[Figure content listings]
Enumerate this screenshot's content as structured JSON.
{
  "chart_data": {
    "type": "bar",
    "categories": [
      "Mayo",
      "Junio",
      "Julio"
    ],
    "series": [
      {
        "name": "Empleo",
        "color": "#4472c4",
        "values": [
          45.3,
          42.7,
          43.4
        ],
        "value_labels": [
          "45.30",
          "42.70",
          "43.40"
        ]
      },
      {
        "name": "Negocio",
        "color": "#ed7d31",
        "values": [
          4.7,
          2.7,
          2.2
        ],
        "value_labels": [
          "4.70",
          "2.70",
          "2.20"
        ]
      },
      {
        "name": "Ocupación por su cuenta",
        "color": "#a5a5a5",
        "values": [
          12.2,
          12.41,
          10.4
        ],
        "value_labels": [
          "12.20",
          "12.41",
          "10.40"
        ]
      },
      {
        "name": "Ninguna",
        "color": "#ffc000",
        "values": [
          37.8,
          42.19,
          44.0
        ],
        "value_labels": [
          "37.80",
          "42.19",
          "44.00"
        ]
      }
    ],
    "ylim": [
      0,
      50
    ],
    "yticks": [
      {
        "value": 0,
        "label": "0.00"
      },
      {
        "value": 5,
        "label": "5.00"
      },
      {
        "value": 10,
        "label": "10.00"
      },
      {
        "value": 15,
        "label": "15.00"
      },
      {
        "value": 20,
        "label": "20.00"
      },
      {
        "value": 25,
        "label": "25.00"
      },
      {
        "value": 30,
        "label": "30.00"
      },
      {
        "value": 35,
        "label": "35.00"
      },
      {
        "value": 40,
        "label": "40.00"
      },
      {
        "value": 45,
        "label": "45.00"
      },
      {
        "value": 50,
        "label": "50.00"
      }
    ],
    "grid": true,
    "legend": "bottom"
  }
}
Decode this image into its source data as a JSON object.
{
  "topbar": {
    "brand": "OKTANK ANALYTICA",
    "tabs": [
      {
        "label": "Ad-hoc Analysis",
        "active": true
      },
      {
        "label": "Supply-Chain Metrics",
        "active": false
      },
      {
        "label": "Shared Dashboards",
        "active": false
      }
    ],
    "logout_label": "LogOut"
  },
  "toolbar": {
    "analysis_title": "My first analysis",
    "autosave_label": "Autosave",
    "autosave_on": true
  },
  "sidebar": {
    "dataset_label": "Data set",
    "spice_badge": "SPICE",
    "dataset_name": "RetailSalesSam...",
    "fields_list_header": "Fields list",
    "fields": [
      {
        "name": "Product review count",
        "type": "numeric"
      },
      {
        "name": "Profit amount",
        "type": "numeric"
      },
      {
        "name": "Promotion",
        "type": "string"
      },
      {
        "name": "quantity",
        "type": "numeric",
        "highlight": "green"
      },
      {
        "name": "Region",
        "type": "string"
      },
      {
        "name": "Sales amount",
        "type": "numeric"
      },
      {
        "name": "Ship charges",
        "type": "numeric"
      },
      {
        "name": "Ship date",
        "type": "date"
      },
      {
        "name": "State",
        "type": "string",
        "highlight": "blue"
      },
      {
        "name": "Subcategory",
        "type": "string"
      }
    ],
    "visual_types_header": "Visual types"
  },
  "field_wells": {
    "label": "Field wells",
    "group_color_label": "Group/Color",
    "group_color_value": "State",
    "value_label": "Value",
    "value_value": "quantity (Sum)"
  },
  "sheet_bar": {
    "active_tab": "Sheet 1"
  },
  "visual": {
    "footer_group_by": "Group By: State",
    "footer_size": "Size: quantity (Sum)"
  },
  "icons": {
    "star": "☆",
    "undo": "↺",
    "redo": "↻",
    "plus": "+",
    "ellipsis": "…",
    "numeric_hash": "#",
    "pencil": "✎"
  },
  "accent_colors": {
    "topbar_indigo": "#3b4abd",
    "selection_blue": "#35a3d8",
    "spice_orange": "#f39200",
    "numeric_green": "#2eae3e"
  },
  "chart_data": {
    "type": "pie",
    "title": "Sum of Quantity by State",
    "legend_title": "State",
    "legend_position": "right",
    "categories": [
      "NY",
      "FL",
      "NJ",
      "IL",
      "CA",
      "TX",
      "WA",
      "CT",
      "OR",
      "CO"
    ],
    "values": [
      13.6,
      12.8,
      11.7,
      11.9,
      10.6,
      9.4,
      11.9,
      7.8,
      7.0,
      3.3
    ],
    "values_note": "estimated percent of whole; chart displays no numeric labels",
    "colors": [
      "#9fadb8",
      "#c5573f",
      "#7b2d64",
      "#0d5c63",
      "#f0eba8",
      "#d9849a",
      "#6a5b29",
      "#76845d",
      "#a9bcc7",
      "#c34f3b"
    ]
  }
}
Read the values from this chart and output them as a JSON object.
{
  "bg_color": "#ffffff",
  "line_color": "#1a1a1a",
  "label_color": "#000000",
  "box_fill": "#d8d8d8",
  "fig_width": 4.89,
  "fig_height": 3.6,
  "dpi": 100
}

Exercise brief -> Collect every line above that contains the word "this".

The output ->
Enumerate this screenshot's content as structured JSON.
Decode this image into its source data as a JSON object.
Read the values from this chart and output them as a JSON object.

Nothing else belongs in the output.